▶ **THE EXERCISE**
Update these lines so that every instance of "Portable hotspot" reads "Mobile hotspot", and keep everything else the same.

Start of DATASET RECORDS

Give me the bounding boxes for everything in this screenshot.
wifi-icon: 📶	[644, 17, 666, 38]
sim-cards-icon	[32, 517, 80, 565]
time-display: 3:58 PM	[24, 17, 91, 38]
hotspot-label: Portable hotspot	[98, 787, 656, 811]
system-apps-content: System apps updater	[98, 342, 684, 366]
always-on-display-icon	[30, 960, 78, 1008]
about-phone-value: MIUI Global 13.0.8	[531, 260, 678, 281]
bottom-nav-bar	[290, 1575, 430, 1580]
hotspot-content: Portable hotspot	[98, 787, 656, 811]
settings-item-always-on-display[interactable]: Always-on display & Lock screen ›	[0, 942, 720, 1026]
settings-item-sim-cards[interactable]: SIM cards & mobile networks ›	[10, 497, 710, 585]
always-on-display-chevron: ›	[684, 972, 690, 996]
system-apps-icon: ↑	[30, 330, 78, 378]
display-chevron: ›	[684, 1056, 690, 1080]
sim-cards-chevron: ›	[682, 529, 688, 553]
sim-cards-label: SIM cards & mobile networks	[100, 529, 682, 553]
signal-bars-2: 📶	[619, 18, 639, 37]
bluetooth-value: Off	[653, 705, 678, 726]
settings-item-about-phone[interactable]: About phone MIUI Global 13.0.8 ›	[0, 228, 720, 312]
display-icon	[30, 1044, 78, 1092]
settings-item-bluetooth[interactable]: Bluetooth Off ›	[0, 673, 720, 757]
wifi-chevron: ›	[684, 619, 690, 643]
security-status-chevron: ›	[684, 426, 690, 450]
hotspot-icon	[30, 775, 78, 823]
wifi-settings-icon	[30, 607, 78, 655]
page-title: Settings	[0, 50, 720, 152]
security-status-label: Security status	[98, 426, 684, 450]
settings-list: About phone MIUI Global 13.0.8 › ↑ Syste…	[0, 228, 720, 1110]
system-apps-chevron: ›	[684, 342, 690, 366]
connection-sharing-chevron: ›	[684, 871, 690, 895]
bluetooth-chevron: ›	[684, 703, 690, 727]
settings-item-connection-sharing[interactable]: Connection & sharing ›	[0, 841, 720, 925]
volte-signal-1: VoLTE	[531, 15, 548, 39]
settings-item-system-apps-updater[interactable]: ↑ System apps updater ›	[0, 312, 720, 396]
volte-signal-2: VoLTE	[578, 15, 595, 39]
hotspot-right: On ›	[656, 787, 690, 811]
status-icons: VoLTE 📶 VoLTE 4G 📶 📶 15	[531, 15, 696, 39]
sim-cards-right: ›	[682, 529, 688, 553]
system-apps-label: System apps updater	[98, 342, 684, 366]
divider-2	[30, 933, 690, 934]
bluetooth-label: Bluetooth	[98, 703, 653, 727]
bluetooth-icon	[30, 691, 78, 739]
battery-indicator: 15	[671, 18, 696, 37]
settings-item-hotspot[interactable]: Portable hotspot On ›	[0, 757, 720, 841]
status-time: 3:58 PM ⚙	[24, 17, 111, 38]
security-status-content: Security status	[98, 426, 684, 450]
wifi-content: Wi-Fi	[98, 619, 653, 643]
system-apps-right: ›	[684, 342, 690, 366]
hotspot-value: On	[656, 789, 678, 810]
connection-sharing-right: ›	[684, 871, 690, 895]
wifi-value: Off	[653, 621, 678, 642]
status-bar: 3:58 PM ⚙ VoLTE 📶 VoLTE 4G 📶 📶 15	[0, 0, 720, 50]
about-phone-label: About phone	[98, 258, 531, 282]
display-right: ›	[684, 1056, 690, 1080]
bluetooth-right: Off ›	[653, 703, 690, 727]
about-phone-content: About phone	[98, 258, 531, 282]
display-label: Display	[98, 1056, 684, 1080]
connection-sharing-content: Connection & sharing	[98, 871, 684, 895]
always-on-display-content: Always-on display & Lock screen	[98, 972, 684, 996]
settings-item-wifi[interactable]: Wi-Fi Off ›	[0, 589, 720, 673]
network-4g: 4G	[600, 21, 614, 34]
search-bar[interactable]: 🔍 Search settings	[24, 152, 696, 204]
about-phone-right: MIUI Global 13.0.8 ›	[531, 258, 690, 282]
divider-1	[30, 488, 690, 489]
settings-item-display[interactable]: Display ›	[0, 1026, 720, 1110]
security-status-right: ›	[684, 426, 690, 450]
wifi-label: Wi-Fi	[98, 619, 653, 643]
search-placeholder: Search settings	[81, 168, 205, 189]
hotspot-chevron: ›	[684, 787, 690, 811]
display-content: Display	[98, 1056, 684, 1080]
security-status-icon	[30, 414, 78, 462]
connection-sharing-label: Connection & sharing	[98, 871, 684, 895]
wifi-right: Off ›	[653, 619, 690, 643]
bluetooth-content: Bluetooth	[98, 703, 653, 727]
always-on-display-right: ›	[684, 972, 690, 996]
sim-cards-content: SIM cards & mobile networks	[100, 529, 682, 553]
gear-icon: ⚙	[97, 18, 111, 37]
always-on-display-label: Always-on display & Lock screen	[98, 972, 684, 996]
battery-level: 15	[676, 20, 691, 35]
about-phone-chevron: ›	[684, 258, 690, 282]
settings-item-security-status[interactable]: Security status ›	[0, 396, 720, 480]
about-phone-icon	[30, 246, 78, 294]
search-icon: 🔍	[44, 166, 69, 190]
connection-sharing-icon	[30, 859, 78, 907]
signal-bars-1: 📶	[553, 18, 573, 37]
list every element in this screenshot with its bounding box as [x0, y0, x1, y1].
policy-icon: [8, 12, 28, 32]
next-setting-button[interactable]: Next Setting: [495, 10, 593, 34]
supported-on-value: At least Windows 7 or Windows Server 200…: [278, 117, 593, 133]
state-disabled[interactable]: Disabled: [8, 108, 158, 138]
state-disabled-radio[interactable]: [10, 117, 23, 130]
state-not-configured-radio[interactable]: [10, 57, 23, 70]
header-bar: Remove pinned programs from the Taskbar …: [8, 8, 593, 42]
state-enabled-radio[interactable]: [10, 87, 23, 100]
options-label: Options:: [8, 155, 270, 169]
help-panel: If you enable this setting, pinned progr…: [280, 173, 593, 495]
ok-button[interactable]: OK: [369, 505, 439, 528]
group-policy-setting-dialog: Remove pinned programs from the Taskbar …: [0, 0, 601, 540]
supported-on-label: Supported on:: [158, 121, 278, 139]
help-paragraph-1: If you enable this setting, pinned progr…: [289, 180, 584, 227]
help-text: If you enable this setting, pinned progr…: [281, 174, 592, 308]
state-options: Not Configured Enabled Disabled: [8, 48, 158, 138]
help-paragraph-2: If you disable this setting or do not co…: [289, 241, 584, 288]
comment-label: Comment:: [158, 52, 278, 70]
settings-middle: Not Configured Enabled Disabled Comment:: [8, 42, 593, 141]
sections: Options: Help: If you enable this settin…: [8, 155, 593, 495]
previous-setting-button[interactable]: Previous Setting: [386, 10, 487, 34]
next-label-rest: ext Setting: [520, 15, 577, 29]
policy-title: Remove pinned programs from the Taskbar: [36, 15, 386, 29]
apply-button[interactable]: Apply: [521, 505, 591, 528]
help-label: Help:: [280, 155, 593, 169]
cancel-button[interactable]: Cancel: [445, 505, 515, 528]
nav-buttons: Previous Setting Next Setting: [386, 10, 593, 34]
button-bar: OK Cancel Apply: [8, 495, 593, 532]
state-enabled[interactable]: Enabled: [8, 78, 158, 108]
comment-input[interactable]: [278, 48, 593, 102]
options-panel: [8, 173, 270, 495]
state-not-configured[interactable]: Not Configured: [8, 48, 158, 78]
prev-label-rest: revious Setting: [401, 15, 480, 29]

End of DATASET RECORDS

▶ **WRITTEN ANSWER**
Give me the bounding boxes for everything in this screenshot.
wifi-icon: 📶	[644, 17, 666, 38]
sim-cards-icon	[32, 517, 80, 565]
time-display: 3:58 PM	[24, 17, 91, 38]
hotspot-label: Mobile hotspot	[98, 787, 656, 811]
system-apps-content: System apps updater	[98, 342, 684, 366]
always-on-display-icon	[30, 960, 78, 1008]
about-phone-value: MIUI Global 13.0.8	[531, 260, 678, 281]
bottom-nav-bar	[290, 1575, 430, 1580]
hotspot-content: Mobile hotspot	[98, 787, 656, 811]
settings-item-always-on-display[interactable]: Always-on display & Lock screen ›	[0, 942, 720, 1026]
settings-item-sim-cards[interactable]: SIM cards & mobile networks ›	[10, 497, 710, 585]
always-on-display-chevron: ›	[684, 972, 690, 996]
system-apps-icon: ↑	[30, 330, 78, 378]
display-chevron: ›	[684, 1056, 690, 1080]
sim-cards-chevron: ›	[682, 529, 688, 553]
sim-cards-label: SIM cards & mobile networks	[100, 529, 682, 553]
signal-bars-2: 📶	[619, 18, 639, 37]
bluetooth-value: Off	[653, 705, 678, 726]
settings-item-about-phone[interactable]: About phone MIUI Global 13.0.8 ›	[0, 228, 720, 312]
display-icon	[30, 1044, 78, 1092]
settings-item-bluetooth[interactable]: Bluetooth Off ›	[0, 673, 720, 757]
wifi-chevron: ›	[684, 619, 690, 643]
security-status-chevron: ›	[684, 426, 690, 450]
hotspot-icon	[30, 775, 78, 823]
wifi-settings-icon	[30, 607, 78, 655]
page-title: Settings	[0, 50, 720, 152]
security-status-label: Security status	[98, 426, 684, 450]
settings-list: About phone MIUI Global 13.0.8 › ↑ Syste…	[0, 228, 720, 1110]
system-apps-chevron: ›	[684, 342, 690, 366]
connection-sharing-chevron: ›	[684, 871, 690, 895]
bluetooth-chevron: ›	[684, 703, 690, 727]
settings-item-connection-sharing[interactable]: Connection & sharing ›	[0, 841, 720, 925]
volte-signal-1: VoLTE	[531, 15, 548, 39]
settings-item-system-apps-updater[interactable]: ↑ System apps updater ›	[0, 312, 720, 396]
volte-signal-2: VoLTE	[578, 15, 595, 39]
hotspot-right: On ›	[656, 787, 690, 811]
status-icons: VoLTE 📶 VoLTE 4G 📶 📶 15	[531, 15, 696, 39]
sim-cards-right: ›	[682, 529, 688, 553]
system-apps-label: System apps updater	[98, 342, 684, 366]
divider-2	[30, 933, 690, 934]
bluetooth-label: Bluetooth	[98, 703, 653, 727]
bluetooth-icon	[30, 691, 78, 739]
battery-indicator: 15	[671, 18, 696, 37]
settings-item-hotspot[interactable]: Mobile hotspot On ›	[0, 757, 720, 841]
status-time: 3:58 PM ⚙	[24, 17, 111, 38]
security-status-content: Security status	[98, 426, 684, 450]
wifi-content: Wi-Fi	[98, 619, 653, 643]
system-apps-right: ›	[684, 342, 690, 366]
hotspot-value: On	[656, 789, 678, 810]
connection-sharing-right: ›	[684, 871, 690, 895]
wifi-value: Off	[653, 621, 678, 642]
status-bar: 3:58 PM ⚙ VoLTE 📶 VoLTE 4G 📶 📶 15	[0, 0, 720, 50]
about-phone-label: About phone	[98, 258, 531, 282]
display-right: ›	[684, 1056, 690, 1080]
bluetooth-right: Off ›	[653, 703, 690, 727]
about-phone-content: About phone	[98, 258, 531, 282]
display-label: Display	[98, 1056, 684, 1080]
connection-sharing-content: Connection & sharing	[98, 871, 684, 895]
always-on-display-content: Always-on display & Lock screen	[98, 972, 684, 996]
settings-item-wifi[interactable]: Wi-Fi Off ›	[0, 589, 720, 673]
network-4g: 4G	[600, 21, 614, 34]
search-bar[interactable]: 🔍 Search settings	[24, 152, 696, 204]
about-phone-right: MIUI Global 13.0.8 ›	[531, 258, 690, 282]
divider-1	[30, 488, 690, 489]
settings-item-display[interactable]: Display ›	[0, 1026, 720, 1110]
security-status-right: ›	[684, 426, 690, 450]
wifi-label: Wi-Fi	[98, 619, 653, 643]
search-placeholder: Search settings	[81, 168, 205, 189]
hotspot-chevron: ›	[684, 787, 690, 811]
display-content: Display	[98, 1056, 684, 1080]
security-status-icon	[30, 414, 78, 462]
connection-sharing-label: Connection & sharing	[98, 871, 684, 895]
wifi-right: Off ›	[653, 619, 690, 643]
bluetooth-content: Bluetooth	[98, 703, 653, 727]
always-on-display-right: ›	[684, 972, 690, 996]
sim-cards-content: SIM cards & mobile networks	[100, 529, 682, 553]
gear-icon: ⚙	[97, 18, 111, 37]
always-on-display-label: Always-on display & Lock screen	[98, 972, 684, 996]
battery-level: 15	[676, 20, 691, 35]
about-phone-chevron: ›	[684, 258, 690, 282]
settings-item-security-status[interactable]: Security status ›	[0, 396, 720, 480]
about-phone-icon	[30, 246, 78, 294]
search-icon: 🔍	[44, 166, 69, 190]
connection-sharing-icon	[30, 859, 78, 907]
signal-bars-1: 📶	[553, 18, 573, 37]
list every element in this screenshot with its bounding box as [x0, y0, x1, y1].
policy-icon: [8, 12, 28, 32]
next-setting-button[interactable]: Next Setting: [495, 10, 593, 34]
supported-on-value: At least Windows 7 or Windows Server 200…: [278, 117, 593, 133]
state-disabled[interactable]: Disabled: [8, 108, 158, 138]
state-disabled-radio[interactable]: [10, 117, 23, 130]
state-not-configured-radio[interactable]: [10, 57, 23, 70]
header-bar: Remove pinned programs from the Taskbar …: [8, 8, 593, 42]
state-enabled-radio[interactable]: [10, 87, 23, 100]
options-label: Options:: [8, 155, 270, 169]
help-panel: If you enable this setting, pinned progr…: [280, 173, 593, 495]
ok-button[interactable]: OK: [369, 505, 439, 528]
group-policy-setting-dialog: Remove pinned programs from the Taskbar …: [0, 0, 601, 540]
supported-on-label: Supported on:: [158, 121, 278, 139]
help-paragraph-1: If you enable this setting, pinned progr…: [289, 180, 584, 227]
help-text: If you enable this setting, pinned progr…: [281, 174, 592, 308]
state-options: Not Configured Enabled Disabled: [8, 48, 158, 138]
help-paragraph-2: If you disable this setting or do not co…: [289, 241, 584, 288]
comment-label: Comment:: [158, 52, 278, 70]
settings-middle: Not Configured Enabled Disabled Comment:: [8, 42, 593, 141]
sections: Options: Help: If you enable this settin…: [8, 155, 593, 495]
previous-setting-button[interactable]: Previous Setting: [386, 10, 487, 34]
next-label-rest: ext Setting: [520, 15, 577, 29]
policy-title: Remove pinned programs from the Taskbar: [36, 15, 386, 29]
apply-button[interactable]: Apply: [521, 505, 591, 528]
help-label: Help:: [280, 155, 593, 169]
cancel-button[interactable]: Cancel: [445, 505, 515, 528]
nav-buttons: Previous Setting Next Setting: [386, 10, 593, 34]
button-bar: OK Cancel Apply: [8, 495, 593, 532]
state-enabled[interactable]: Enabled: [8, 78, 158, 108]
comment-input[interactable]: [278, 48, 593, 102]
options-panel: [8, 173, 270, 495]
state-not-configured[interactable]: Not Configured: [8, 48, 158, 78]
prev-label-rest: revious Setting: [401, 15, 480, 29]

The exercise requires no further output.